■ **Given problem**:
Which lines contain the string "вони"? Please list every one of them.

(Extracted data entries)
= = = = = = =
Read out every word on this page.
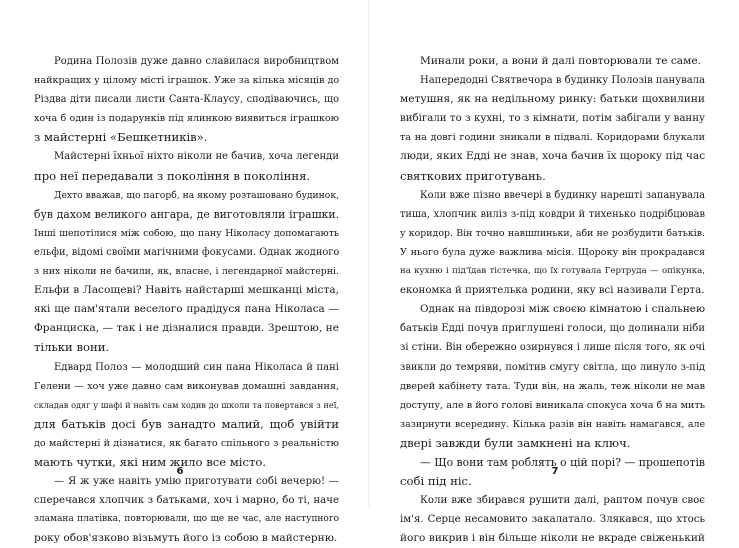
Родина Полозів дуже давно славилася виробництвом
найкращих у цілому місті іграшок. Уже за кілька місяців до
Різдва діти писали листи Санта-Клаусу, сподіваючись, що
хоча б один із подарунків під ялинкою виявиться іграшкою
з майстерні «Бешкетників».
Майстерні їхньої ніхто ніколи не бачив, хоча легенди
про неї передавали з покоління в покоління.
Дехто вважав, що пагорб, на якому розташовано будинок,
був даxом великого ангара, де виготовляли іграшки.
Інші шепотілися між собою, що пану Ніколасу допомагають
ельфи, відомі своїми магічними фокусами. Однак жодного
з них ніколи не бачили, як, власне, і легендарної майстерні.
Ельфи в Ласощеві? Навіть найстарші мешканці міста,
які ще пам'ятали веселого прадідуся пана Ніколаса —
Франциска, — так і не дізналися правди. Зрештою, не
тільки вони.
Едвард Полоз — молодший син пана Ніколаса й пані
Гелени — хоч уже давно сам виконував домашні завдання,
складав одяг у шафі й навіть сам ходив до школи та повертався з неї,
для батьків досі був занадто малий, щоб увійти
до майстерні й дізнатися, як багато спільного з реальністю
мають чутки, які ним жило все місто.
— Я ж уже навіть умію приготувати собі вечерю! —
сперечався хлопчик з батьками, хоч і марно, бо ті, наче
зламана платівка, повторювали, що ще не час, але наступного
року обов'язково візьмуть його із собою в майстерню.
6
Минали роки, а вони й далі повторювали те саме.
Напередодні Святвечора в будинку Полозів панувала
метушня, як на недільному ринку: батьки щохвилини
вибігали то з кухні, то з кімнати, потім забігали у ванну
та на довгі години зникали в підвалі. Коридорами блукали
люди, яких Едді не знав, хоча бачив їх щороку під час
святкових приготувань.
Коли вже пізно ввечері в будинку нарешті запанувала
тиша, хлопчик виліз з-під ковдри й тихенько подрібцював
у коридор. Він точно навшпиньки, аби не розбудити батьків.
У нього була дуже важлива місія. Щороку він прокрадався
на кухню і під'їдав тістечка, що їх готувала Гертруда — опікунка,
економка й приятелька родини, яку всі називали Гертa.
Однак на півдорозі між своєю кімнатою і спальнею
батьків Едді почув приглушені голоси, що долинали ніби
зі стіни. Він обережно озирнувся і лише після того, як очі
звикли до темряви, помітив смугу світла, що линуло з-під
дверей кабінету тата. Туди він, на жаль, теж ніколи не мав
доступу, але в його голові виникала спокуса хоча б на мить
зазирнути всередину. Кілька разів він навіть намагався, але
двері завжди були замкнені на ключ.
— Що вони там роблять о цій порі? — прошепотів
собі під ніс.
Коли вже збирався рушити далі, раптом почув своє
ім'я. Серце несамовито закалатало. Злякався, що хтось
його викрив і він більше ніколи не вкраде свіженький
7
= = = = = = =
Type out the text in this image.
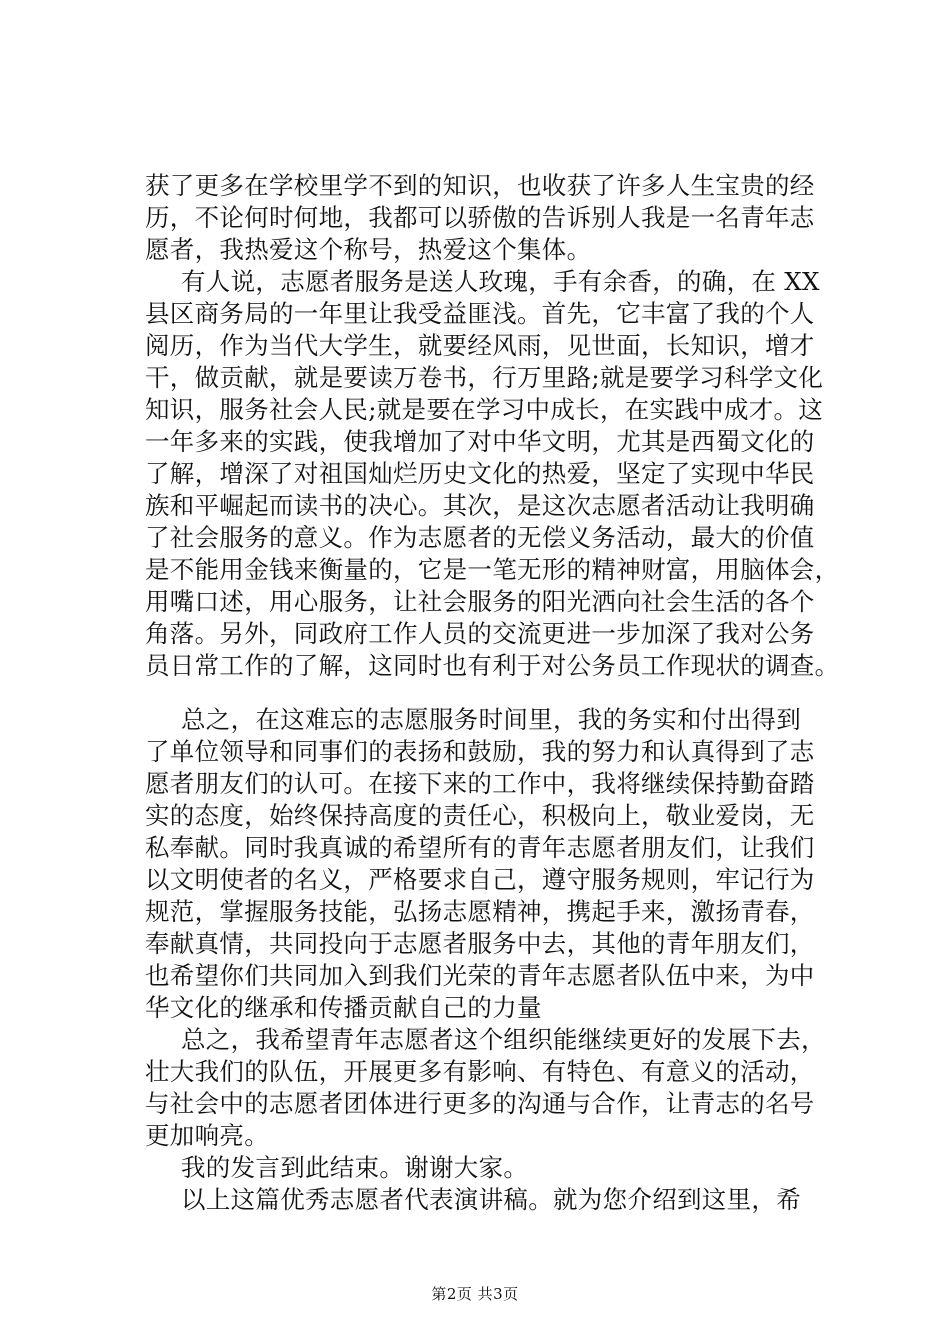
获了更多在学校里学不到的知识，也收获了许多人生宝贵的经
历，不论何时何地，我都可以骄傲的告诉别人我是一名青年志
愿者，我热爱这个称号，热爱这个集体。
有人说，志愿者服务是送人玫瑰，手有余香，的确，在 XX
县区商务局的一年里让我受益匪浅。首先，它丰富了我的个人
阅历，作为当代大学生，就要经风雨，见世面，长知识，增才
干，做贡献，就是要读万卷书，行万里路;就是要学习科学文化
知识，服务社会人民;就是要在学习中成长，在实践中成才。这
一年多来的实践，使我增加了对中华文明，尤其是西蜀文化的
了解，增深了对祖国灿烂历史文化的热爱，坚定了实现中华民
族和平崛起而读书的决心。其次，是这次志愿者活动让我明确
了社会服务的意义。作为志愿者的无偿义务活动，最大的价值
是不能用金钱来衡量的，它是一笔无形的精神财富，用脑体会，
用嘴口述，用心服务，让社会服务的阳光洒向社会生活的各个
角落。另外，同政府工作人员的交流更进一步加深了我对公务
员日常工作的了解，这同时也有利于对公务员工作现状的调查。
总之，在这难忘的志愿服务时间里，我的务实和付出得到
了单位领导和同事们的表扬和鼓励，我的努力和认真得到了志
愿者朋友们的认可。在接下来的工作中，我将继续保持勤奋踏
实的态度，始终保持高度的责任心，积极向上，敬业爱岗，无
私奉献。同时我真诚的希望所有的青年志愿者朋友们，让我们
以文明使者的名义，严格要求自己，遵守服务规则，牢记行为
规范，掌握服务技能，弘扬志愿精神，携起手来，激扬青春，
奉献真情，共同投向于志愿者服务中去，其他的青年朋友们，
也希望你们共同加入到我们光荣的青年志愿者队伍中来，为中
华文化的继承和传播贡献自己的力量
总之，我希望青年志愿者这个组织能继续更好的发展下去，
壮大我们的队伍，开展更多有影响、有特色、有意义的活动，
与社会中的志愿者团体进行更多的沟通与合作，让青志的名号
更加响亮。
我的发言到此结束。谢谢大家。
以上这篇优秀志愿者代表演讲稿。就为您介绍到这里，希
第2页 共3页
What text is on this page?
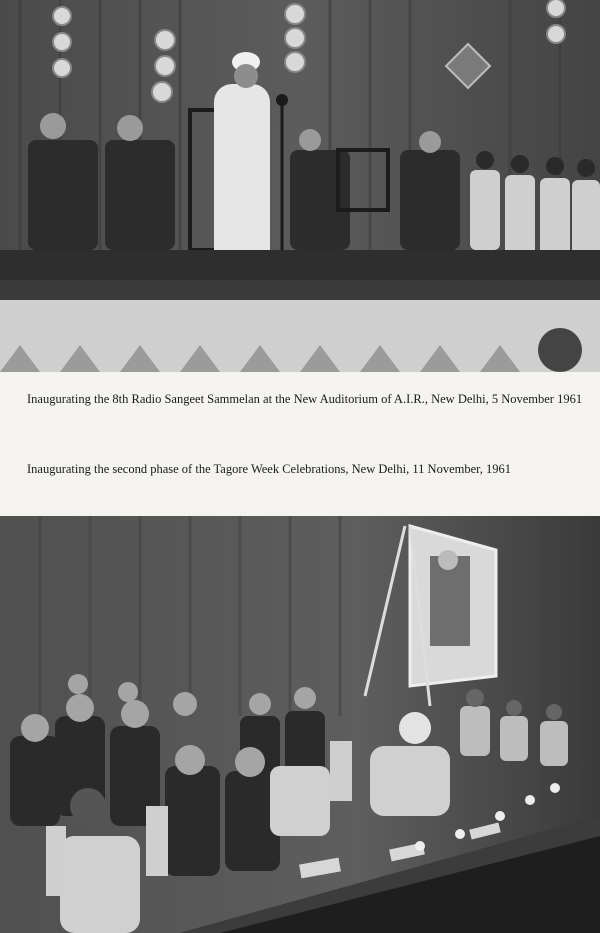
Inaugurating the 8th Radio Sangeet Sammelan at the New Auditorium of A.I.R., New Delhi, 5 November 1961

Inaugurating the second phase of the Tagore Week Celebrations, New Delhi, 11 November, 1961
= = = = = = =
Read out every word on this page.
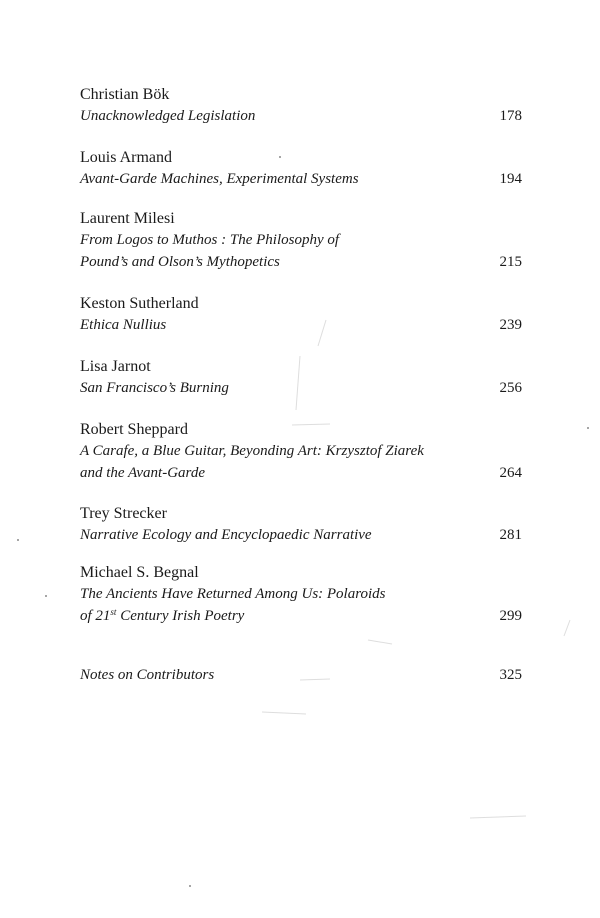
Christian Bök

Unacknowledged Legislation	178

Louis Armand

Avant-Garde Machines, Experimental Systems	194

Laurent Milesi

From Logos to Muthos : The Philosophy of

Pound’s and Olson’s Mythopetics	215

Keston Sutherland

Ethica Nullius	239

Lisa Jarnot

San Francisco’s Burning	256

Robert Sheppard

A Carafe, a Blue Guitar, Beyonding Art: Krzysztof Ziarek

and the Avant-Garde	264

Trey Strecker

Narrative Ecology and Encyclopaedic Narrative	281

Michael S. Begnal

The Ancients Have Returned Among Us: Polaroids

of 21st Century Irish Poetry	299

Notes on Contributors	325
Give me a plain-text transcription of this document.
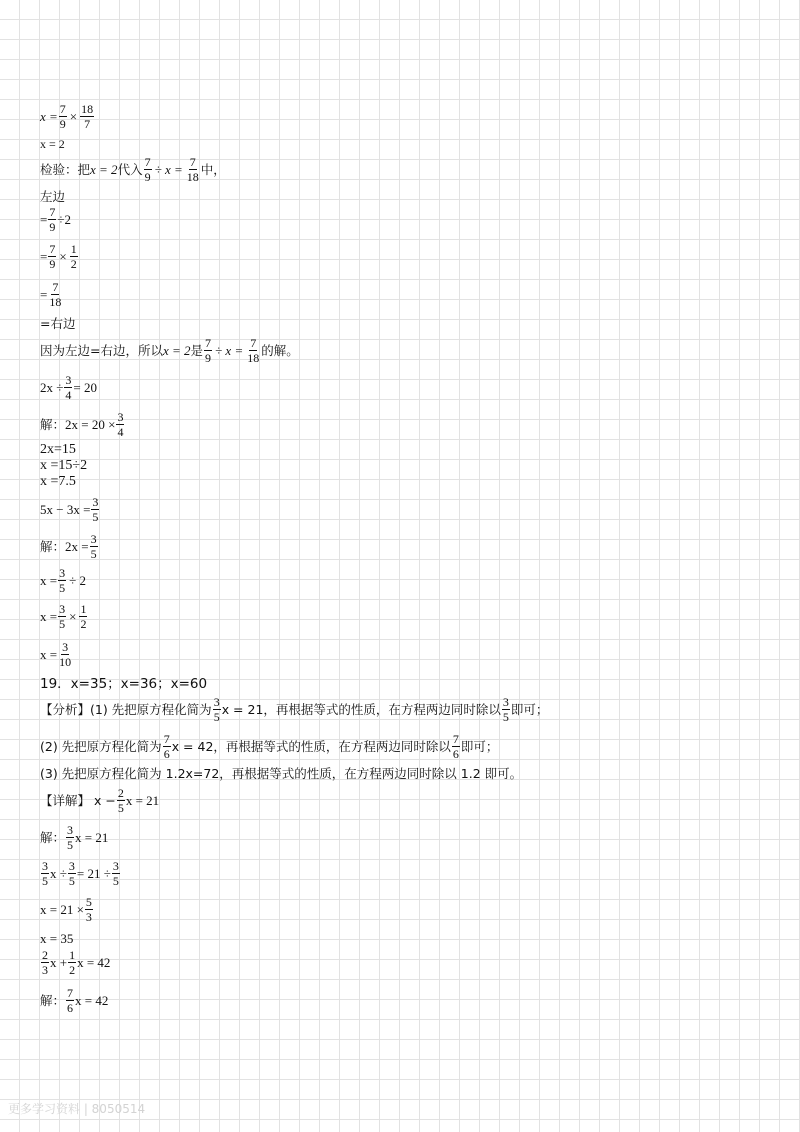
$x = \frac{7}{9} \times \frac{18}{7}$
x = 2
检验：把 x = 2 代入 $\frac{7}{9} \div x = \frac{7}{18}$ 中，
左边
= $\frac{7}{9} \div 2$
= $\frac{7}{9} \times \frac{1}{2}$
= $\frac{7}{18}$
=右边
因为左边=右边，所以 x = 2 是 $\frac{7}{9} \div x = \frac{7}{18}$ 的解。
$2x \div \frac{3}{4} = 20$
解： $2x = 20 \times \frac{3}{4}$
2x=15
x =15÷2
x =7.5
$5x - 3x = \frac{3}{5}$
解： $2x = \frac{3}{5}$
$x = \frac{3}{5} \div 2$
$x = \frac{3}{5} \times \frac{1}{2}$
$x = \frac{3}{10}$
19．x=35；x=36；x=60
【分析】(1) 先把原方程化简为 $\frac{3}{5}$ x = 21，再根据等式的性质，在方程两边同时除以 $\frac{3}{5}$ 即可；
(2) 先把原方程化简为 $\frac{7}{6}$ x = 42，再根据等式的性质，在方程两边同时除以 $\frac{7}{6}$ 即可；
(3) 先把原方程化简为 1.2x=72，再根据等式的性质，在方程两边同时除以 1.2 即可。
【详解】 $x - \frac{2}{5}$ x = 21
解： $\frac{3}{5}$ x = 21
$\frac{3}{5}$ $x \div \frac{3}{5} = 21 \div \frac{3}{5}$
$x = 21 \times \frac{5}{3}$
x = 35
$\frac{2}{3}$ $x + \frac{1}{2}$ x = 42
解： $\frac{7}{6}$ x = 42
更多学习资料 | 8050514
= = = = = = =
■ **Answer to this task**:
тільки вони.
Минали роки, а вони й далі повторювали те саме.
— Що вони там роблять о цій порі? — прошепотів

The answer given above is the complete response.